[Figure dataset records]
--- --- ---

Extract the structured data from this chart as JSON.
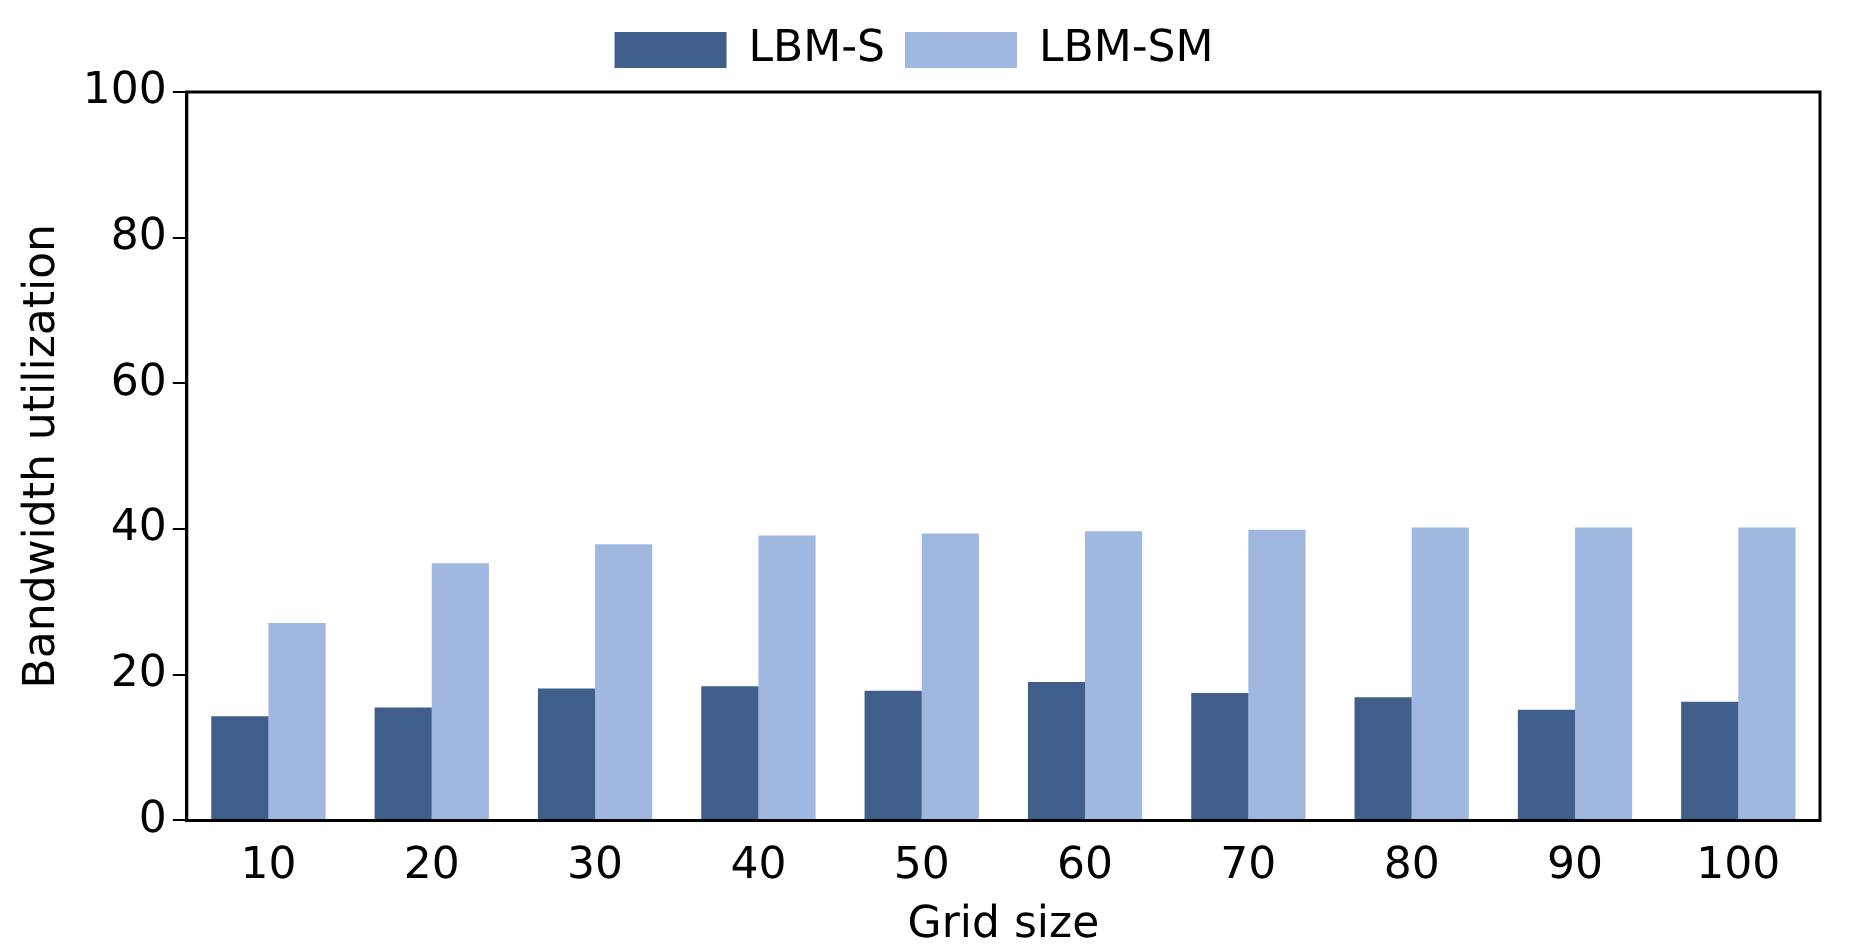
{
  "chart_data": {
    "type": "bar",
    "xlabel": "Grid size",
    "ylabel": "Bandwidth utilization",
    "categories": [
      "10",
      "20",
      "30",
      "40",
      "50",
      "60",
      "70",
      "80",
      "90",
      "100"
    ],
    "series": [
      {
        "name": "LBM-S",
        "color": "#3f5f8a",
        "values": [
          14.3,
          15.5,
          18.1,
          18.4,
          17.8,
          19.0,
          17.5,
          16.9,
          15.2,
          16.3
        ]
      },
      {
        "name": "LBM-SM",
        "color": "#a0b8e0",
        "values": [
          27.1,
          35.3,
          37.9,
          39.1,
          39.4,
          39.7,
          39.9,
          40.2,
          40.2,
          40.2
        ]
      }
    ],
    "ylim": [
      0,
      100
    ],
    "yticks": [
      0,
      20,
      40,
      60,
      80,
      100
    ],
    "grid": false,
    "legend": "top"
  }
}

--- --- ---

◆ **What is needed**
All of the data above should be quoted exactly, except for the pictures.

◆ **Answer to the problem**
Extract the structured data from this chart as JSON.
{
  "chart_data": {
    "type": "bar",
    "xlabel": "Grid size",
    "ylabel": "Bandwidth utilization",
    "categories": [
      "10",
      "20",
      "30",
      "40",
      "50",
      "60",
      "70",
      "80",
      "90",
      "100"
    ],
    "series": [
      {
        "name": "LBM-S",
        "color": "#3f5f8a",
        "values": [
          14.3,
          15.5,
          18.1,
          18.4,
          17.8,
          19.0,
          17.5,
          16.9,
          15.2,
          16.3
        ]
      },
      {
        "name": "LBM-SM",
        "color": "#a0b8e0",
        "values": [
          27.1,
          35.3,
          37.9,
          39.1,
          39.4,
          39.7,
          39.9,
          40.2,
          40.2,
          40.2
        ]
      }
    ],
    "ylim": [
      0,
      100
    ],
    "yticks": [
      0,
      20,
      40,
      60,
      80,
      100
    ],
    "grid": false,
    "legend": "top"
  }
}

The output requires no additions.